Your answer should be the lines of the listing that contain the word "screenshot".

○ ○ ○

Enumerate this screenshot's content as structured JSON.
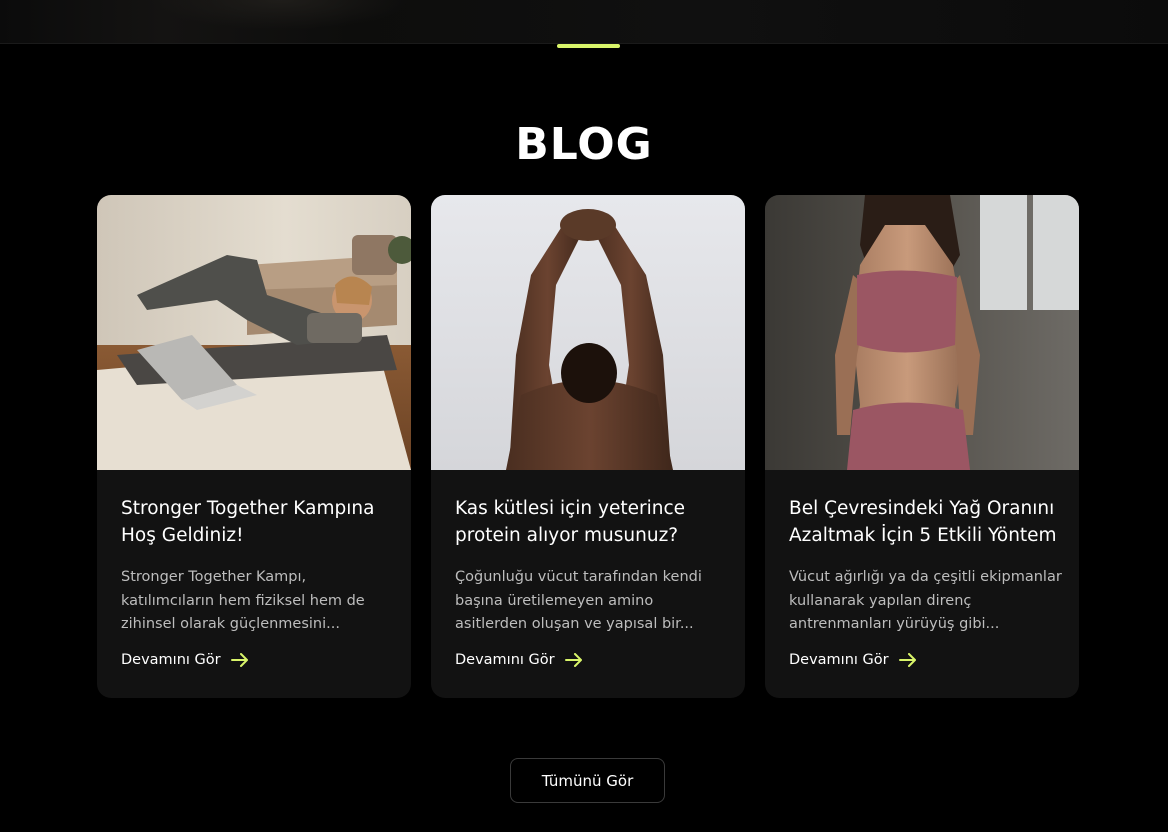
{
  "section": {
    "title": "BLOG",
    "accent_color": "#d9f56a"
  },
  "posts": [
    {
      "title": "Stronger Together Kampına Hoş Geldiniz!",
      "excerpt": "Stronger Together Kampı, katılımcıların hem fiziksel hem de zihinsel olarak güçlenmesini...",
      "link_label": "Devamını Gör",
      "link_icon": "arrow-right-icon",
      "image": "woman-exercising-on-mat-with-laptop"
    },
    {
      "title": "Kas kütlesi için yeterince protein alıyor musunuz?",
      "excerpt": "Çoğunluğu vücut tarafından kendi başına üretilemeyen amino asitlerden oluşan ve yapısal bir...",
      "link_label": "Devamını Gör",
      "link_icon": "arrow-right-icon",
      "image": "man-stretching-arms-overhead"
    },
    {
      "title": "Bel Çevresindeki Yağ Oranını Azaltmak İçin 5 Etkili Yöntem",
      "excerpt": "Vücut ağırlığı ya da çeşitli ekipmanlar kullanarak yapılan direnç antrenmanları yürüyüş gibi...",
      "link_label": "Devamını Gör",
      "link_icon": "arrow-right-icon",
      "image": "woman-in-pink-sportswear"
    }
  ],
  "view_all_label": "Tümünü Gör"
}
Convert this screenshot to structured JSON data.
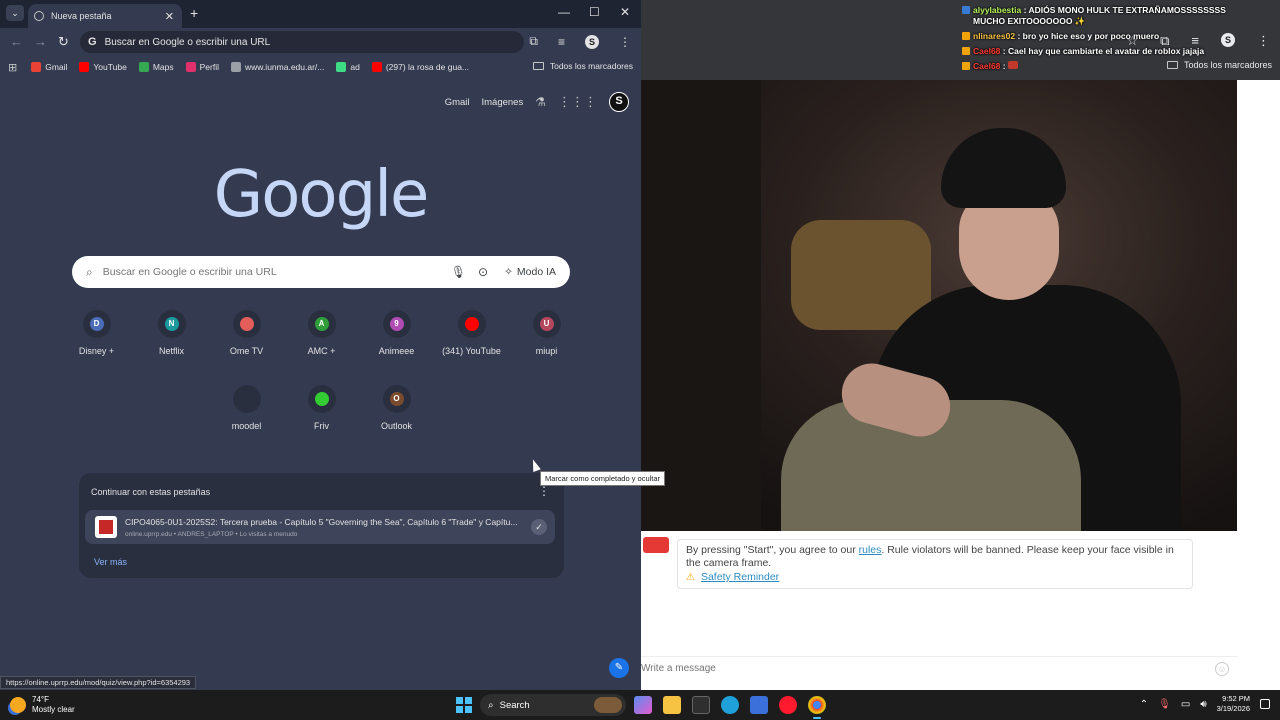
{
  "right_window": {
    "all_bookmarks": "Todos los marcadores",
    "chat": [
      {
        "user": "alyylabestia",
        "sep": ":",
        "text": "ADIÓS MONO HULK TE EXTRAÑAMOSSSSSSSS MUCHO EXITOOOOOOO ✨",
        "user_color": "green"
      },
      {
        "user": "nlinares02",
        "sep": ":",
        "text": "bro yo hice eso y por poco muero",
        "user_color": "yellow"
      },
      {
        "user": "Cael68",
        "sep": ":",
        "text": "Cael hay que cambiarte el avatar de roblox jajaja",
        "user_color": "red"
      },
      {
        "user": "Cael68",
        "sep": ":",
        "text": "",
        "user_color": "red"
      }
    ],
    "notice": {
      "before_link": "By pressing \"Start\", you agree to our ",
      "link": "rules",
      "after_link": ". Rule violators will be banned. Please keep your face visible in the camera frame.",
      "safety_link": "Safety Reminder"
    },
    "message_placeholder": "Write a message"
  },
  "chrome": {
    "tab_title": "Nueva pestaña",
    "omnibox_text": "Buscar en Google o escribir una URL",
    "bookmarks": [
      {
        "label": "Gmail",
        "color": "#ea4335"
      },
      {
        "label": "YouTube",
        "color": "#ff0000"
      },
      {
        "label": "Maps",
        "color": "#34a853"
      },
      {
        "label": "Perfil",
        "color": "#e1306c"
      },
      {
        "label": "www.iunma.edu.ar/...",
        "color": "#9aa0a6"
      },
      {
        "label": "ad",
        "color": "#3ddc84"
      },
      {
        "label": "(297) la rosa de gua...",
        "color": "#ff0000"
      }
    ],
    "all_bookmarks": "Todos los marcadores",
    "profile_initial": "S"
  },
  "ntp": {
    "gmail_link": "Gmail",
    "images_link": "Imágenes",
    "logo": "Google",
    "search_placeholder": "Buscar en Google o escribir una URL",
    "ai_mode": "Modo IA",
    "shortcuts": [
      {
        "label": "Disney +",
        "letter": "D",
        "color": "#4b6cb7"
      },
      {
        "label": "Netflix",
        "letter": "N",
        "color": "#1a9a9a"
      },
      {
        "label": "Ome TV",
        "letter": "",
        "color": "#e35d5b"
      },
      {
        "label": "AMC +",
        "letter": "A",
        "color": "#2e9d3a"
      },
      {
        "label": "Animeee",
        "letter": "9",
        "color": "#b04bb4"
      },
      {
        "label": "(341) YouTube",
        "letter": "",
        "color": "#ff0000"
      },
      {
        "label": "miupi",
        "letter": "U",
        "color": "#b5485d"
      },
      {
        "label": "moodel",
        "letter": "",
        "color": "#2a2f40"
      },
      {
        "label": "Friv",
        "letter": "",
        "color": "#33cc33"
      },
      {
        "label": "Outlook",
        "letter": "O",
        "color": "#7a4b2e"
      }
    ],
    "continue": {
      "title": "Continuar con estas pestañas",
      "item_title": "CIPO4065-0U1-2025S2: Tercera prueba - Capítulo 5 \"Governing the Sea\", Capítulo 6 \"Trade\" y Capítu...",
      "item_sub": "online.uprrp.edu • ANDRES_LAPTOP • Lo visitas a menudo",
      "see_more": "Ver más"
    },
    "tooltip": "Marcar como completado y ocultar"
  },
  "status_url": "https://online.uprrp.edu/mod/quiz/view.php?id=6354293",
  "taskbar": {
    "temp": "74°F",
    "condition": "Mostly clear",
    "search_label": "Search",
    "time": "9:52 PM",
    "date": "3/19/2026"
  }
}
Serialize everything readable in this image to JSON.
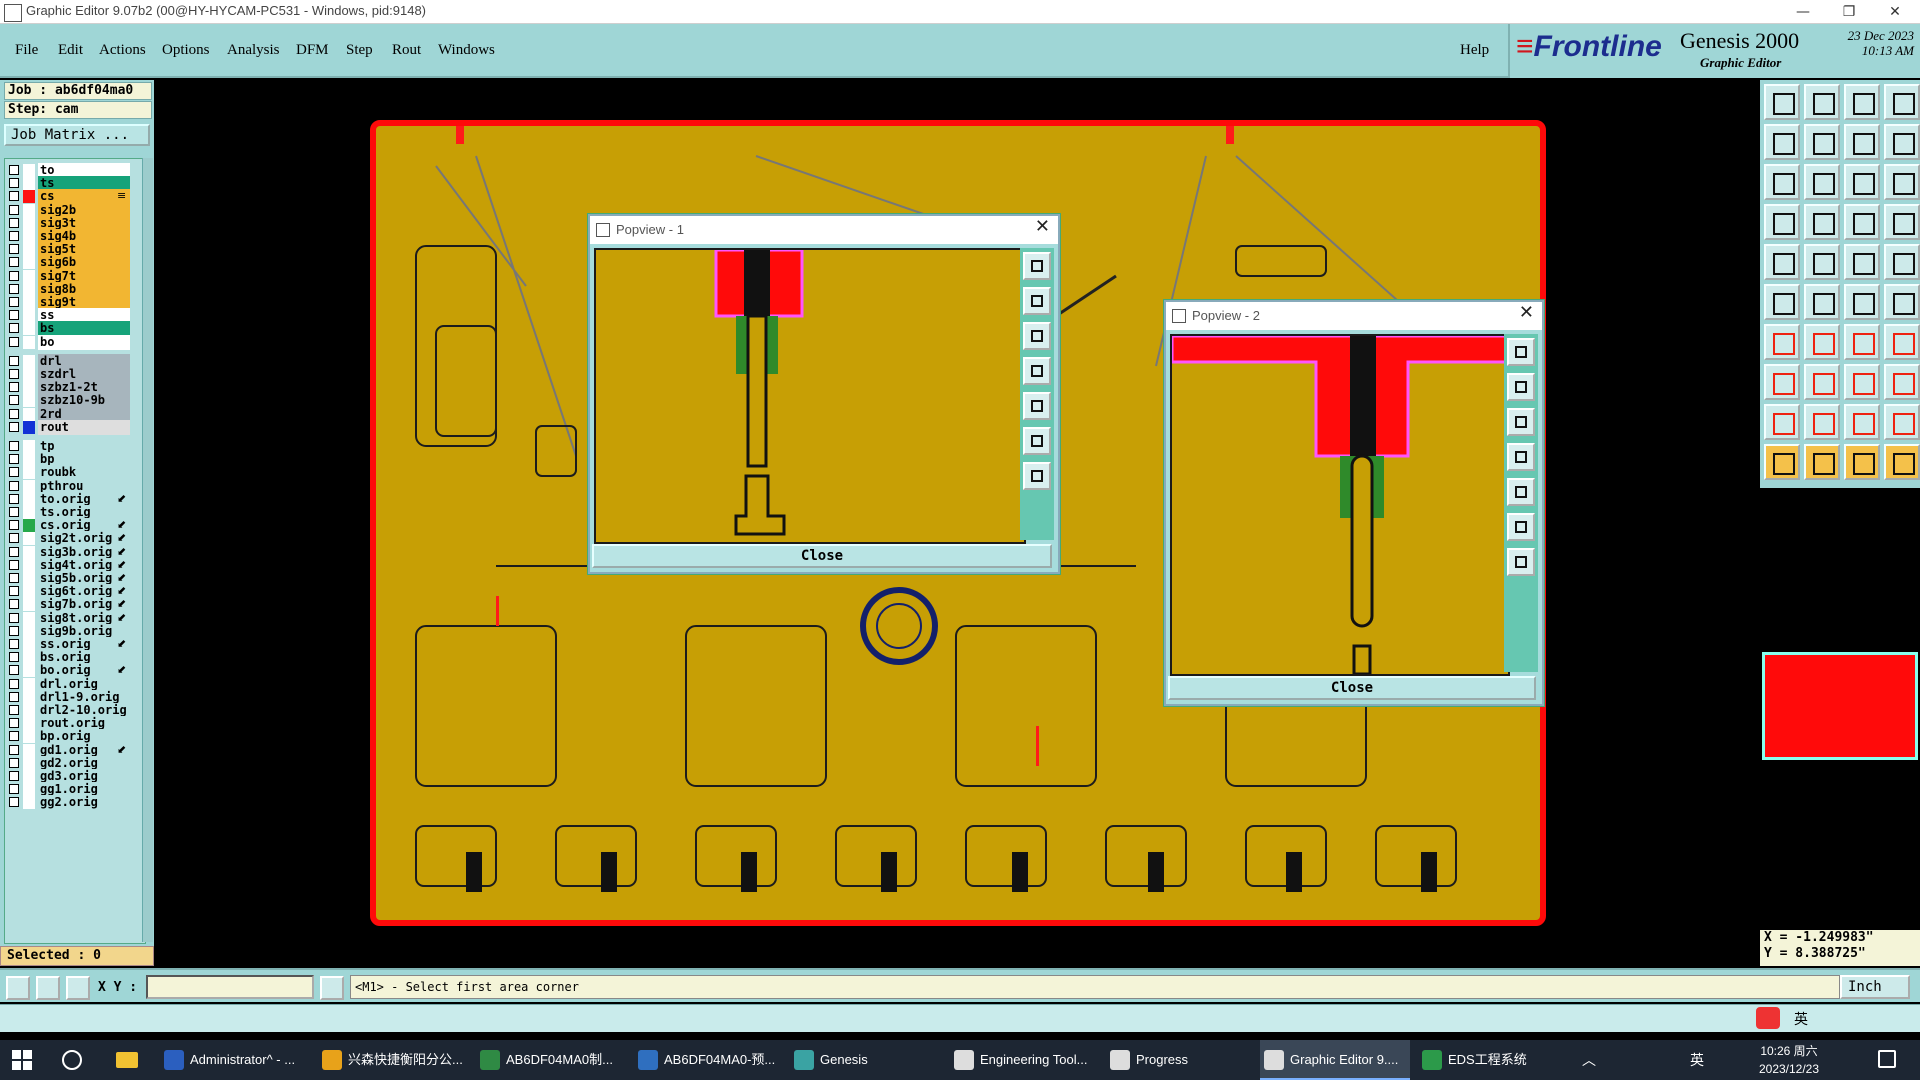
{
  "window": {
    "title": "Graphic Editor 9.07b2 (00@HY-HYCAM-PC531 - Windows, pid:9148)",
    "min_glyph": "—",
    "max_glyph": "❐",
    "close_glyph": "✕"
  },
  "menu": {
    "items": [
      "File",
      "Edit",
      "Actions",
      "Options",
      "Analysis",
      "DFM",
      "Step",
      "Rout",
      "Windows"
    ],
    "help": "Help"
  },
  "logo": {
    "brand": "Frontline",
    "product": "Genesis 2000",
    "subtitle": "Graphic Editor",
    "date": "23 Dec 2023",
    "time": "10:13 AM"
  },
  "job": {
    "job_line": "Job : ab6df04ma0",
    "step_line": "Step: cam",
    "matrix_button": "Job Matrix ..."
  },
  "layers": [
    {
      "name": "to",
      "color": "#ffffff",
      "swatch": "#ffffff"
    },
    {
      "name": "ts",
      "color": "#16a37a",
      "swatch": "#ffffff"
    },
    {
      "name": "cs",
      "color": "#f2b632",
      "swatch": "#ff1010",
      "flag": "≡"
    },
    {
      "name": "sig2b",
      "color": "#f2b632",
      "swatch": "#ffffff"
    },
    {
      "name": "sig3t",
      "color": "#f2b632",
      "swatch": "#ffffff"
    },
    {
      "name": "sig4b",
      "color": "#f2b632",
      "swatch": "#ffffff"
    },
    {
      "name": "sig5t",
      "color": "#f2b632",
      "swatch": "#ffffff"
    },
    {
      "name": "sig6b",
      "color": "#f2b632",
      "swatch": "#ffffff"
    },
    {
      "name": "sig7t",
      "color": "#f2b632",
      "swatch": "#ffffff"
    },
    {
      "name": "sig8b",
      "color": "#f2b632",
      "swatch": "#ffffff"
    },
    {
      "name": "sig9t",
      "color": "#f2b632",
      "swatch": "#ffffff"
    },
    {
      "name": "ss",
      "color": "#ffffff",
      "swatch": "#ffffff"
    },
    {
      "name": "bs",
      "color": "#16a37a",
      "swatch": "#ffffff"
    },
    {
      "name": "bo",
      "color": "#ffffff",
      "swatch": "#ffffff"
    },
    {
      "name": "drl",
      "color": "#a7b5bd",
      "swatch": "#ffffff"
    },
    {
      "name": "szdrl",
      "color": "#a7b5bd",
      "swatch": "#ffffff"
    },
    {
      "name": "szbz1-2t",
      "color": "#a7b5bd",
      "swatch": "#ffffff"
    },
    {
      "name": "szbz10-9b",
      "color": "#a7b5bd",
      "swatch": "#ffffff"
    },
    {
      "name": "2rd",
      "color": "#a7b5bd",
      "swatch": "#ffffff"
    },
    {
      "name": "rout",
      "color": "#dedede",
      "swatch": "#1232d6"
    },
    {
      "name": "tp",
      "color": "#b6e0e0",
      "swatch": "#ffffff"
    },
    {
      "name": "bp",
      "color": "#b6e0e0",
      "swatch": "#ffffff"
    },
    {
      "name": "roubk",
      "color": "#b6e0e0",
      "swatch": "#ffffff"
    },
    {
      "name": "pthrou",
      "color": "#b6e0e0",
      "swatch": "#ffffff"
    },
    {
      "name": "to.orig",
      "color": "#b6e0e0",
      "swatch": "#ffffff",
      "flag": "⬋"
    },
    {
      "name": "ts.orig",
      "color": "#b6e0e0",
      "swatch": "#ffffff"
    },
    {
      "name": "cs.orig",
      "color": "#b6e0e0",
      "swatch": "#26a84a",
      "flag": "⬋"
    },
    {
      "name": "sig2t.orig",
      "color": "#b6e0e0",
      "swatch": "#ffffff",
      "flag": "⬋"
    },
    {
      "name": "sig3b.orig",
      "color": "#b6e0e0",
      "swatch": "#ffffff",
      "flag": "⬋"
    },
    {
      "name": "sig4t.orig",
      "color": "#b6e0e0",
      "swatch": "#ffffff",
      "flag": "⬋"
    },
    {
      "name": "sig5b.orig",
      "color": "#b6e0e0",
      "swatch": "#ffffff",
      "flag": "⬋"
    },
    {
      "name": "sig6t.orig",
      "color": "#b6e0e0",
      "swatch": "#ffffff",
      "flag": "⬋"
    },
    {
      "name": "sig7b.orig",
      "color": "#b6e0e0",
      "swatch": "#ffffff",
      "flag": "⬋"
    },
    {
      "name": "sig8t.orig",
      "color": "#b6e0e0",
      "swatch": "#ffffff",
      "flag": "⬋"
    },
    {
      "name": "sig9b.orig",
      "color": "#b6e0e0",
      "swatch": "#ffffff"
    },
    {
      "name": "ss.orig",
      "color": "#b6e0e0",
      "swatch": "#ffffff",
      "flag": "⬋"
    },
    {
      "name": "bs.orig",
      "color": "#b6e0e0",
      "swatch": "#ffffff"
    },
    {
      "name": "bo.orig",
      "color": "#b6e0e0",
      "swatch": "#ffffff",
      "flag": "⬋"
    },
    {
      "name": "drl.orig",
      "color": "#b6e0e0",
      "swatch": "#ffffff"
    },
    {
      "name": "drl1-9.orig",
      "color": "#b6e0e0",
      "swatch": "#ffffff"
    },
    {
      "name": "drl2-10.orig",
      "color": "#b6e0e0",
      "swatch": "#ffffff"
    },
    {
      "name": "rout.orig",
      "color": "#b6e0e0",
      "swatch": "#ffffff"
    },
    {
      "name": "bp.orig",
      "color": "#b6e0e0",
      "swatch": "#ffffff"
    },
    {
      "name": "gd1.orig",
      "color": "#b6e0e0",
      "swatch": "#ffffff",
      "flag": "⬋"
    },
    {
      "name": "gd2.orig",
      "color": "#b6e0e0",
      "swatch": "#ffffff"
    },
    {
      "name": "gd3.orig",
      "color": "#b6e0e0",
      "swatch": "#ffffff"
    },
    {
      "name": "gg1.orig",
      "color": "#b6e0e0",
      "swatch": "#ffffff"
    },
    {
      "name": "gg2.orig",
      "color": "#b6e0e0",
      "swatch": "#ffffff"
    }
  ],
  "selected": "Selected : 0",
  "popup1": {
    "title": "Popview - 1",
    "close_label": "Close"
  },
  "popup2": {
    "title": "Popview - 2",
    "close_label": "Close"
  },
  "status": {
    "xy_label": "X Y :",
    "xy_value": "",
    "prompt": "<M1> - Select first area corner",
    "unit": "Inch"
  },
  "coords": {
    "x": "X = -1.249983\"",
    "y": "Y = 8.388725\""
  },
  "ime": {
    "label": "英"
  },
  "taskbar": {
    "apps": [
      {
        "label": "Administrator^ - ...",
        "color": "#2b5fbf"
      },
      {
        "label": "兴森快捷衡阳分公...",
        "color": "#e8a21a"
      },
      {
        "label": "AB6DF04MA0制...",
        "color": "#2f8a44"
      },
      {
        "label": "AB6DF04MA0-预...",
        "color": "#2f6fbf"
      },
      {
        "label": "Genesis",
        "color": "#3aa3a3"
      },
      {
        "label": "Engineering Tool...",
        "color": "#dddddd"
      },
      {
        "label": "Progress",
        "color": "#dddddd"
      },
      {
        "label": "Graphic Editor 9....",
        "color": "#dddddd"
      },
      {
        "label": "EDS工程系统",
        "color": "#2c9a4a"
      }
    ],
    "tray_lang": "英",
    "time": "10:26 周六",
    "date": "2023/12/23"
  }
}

○ ○ ○

__Answer for the task__:
Enumerate this screenshot's content as structured JSON.
Convert this screenshot to structured JSON data.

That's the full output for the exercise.